*Exercise data:*
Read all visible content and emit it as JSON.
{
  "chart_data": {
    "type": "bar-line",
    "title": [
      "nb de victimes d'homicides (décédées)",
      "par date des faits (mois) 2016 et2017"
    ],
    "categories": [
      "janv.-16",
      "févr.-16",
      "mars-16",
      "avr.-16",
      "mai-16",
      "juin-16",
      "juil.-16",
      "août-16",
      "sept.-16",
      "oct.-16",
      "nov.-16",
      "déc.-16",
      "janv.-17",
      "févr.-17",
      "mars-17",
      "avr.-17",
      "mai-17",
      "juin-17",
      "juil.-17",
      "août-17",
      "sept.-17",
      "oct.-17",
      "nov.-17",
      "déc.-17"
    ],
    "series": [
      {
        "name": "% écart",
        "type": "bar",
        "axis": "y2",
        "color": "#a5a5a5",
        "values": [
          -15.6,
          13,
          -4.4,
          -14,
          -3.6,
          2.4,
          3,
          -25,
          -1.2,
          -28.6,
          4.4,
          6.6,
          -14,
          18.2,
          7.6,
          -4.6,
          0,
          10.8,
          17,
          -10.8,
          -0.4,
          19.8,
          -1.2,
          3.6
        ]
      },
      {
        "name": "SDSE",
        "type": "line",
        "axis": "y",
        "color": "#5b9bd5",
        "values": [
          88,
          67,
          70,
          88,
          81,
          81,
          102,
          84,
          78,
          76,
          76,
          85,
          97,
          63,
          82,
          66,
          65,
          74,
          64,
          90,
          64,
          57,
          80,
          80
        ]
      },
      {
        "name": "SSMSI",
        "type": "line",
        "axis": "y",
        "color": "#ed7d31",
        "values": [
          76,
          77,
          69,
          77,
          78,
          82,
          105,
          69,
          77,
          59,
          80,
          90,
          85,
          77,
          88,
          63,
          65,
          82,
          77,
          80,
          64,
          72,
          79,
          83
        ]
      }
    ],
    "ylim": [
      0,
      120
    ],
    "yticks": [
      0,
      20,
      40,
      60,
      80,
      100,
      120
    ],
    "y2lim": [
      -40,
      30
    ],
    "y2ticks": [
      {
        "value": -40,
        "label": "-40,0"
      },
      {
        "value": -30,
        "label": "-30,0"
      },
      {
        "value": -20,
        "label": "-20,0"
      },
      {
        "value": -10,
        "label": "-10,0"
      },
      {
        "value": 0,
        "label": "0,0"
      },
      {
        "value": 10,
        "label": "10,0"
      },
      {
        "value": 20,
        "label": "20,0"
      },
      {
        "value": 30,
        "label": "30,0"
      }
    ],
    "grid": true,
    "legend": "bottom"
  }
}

*Aim:* Give back each line above precisely as it stands.

*Written solution:*
Read all visible content and emit it as JSON.
{
  "chart_data": {
    "type": "bar-line",
    "title": [
      "nb de victimes d'homicides (décédées)",
      "par date des faits (mois) 2016 et2017"
    ],
    "categories": [
      "janv.-16",
      "févr.-16",
      "mars-16",
      "avr.-16",
      "mai-16",
      "juin-16",
      "juil.-16",
      "août-16",
      "sept.-16",
      "oct.-16",
      "nov.-16",
      "déc.-16",
      "janv.-17",
      "févr.-17",
      "mars-17",
      "avr.-17",
      "mai-17",
      "juin-17",
      "juil.-17",
      "août-17",
      "sept.-17",
      "oct.-17",
      "nov.-17",
      "déc.-17"
    ],
    "series": [
      {
        "name": "% écart",
        "type": "bar",
        "axis": "y2",
        "color": "#a5a5a5",
        "values": [
          -15.6,
          13,
          -4.4,
          -14,
          -3.6,
          2.4,
          3,
          -25,
          -1.2,
          -28.6,
          4.4,
          6.6,
          -14,
          18.2,
          7.6,
          -4.6,
          0,
          10.8,
          17,
          -10.8,
          -0.4,
          19.8,
          -1.2,
          3.6
        ]
      },
      {
        "name": "SDSE",
        "type": "line",
        "axis": "y",
        "color": "#5b9bd5",
        "values": [
          88,
          67,
          70,
          88,
          81,
          81,
          102,
          84,
          78,
          76,
          76,
          85,
          97,
          63,
          82,
          66,
          65,
          74,
          64,
          90,
          64,
          57,
          80,
          80
        ]
      },
      {
        "name": "SSMSI",
        "type": "line",
        "axis": "y",
        "color": "#ed7d31",
        "values": [
          76,
          77,
          69,
          77,
          78,
          82,
          105,
          69,
          77,
          59,
          80,
          90,
          85,
          77,
          88,
          63,
          65,
          82,
          77,
          80,
          64,
          72,
          79,
          83
        ]
      }
    ],
    "ylim": [
      0,
      120
    ],
    "yticks": [
      0,
      20,
      40,
      60,
      80,
      100,
      120
    ],
    "y2lim": [
      -40,
      30
    ],
    "y2ticks": [
      {
        "value": -40,
        "label": "-40,0"
      },
      {
        "value": -30,
        "label": "-30,0"
      },
      {
        "value": -20,
        "label": "-20,0"
      },
      {
        "value": -10,
        "label": "-10,0"
      },
      {
        "value": 0,
        "label": "0,0"
      },
      {
        "value": 10,
        "label": "10,0"
      },
      {
        "value": 20,
        "label": "20,0"
      },
      {
        "value": 30,
        "label": "30,0"
      }
    ],
    "grid": true,
    "legend": "bottom"
  }
}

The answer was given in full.